*STATED PROBLEM*:
Copy out each line below that has the word "TOTALMENTE" in it.

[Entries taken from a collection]
•••••

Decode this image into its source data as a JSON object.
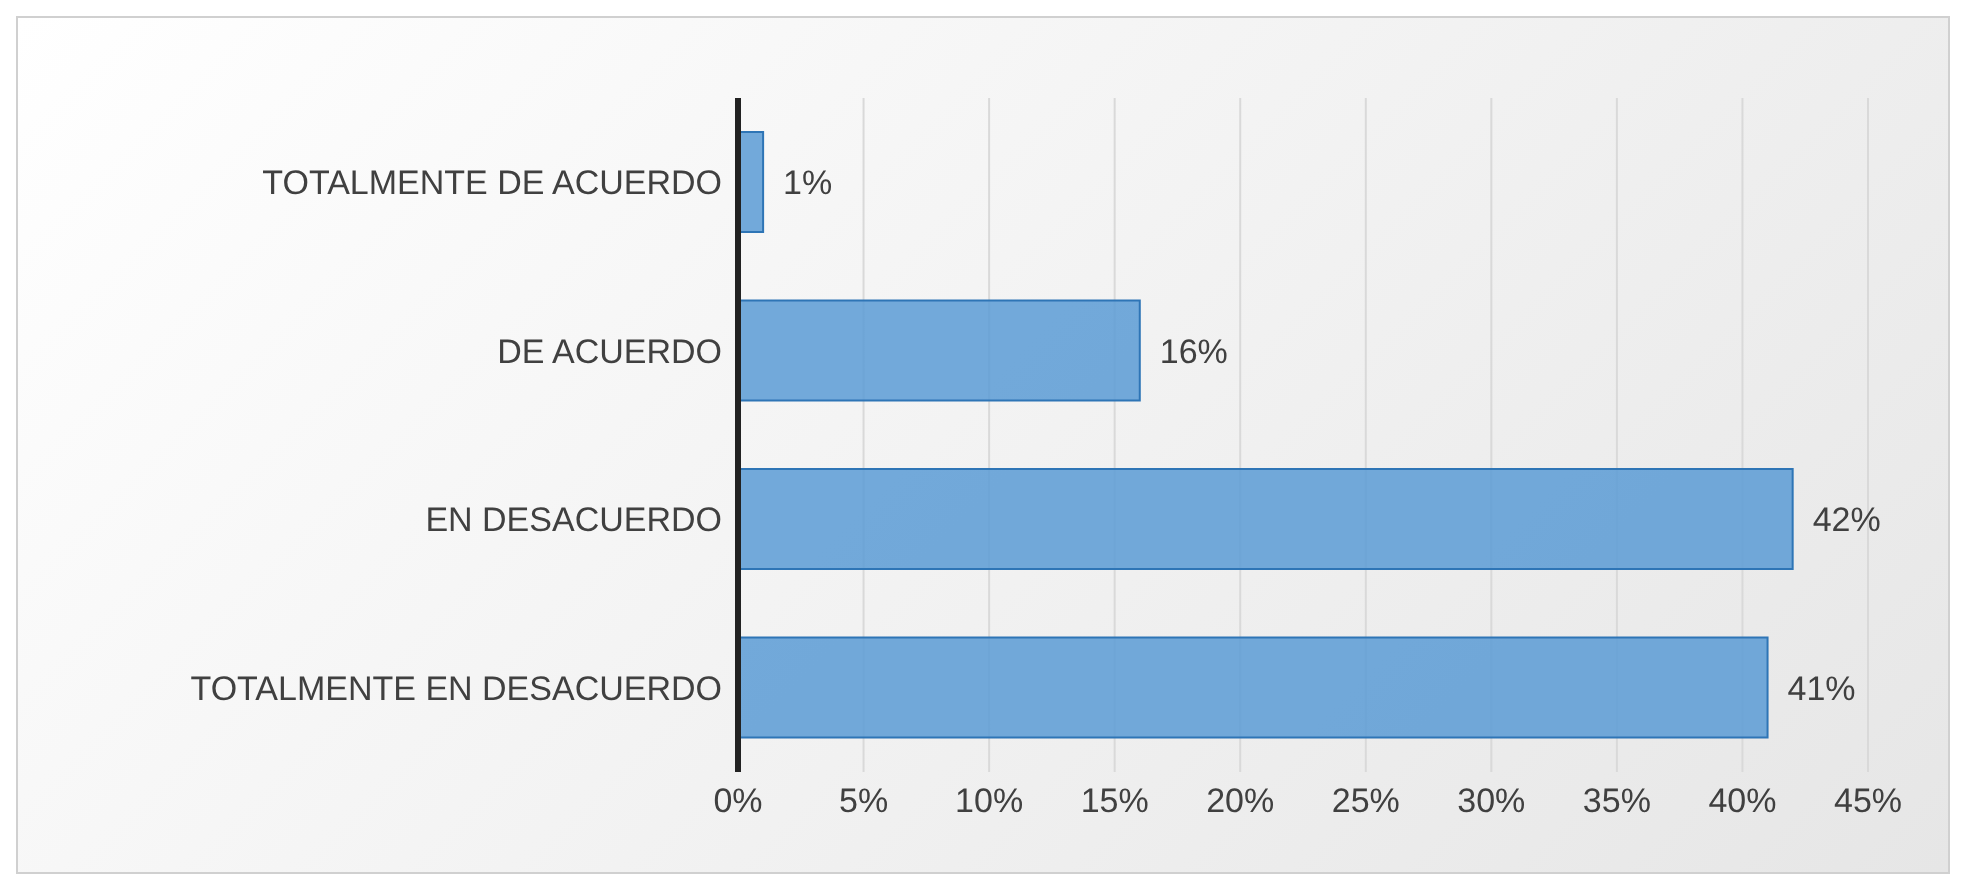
{
  "chart_data": {
    "type": "bar",
    "orientation": "horizontal",
    "categories": [
      "TOTALMENTE DE ACUERDO",
      "DE ACUERDO",
      "EN DESACUERDO",
      "TOTALMENTE EN DESACUERDO"
    ],
    "values": [
      1,
      16,
      42,
      41
    ],
    "value_labels": [
      "1%",
      "16%",
      "42%",
      "41%"
    ],
    "color": "#5b9bd5",
    "xlim": [
      0,
      45
    ],
    "xticks": [
      {
        "value": 0,
        "label": "0%"
      },
      {
        "value": 5,
        "label": "5%"
      },
      {
        "value": 10,
        "label": "10%"
      },
      {
        "value": 15,
        "label": "15%"
      },
      {
        "value": 20,
        "label": "20%"
      },
      {
        "value": 25,
        "label": "25%"
      },
      {
        "value": 30,
        "label": "30%"
      },
      {
        "value": 35,
        "label": "35%"
      },
      {
        "value": 40,
        "label": "40%"
      },
      {
        "value": 45,
        "label": "45%"
      }
    ],
    "grid": "x",
    "legend": false
  }
}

•••••

*EXERCISE RESULT*:
      "TOTALMENTE DE ACUERDO",
      "TOTALMENTE EN DESACUERDO"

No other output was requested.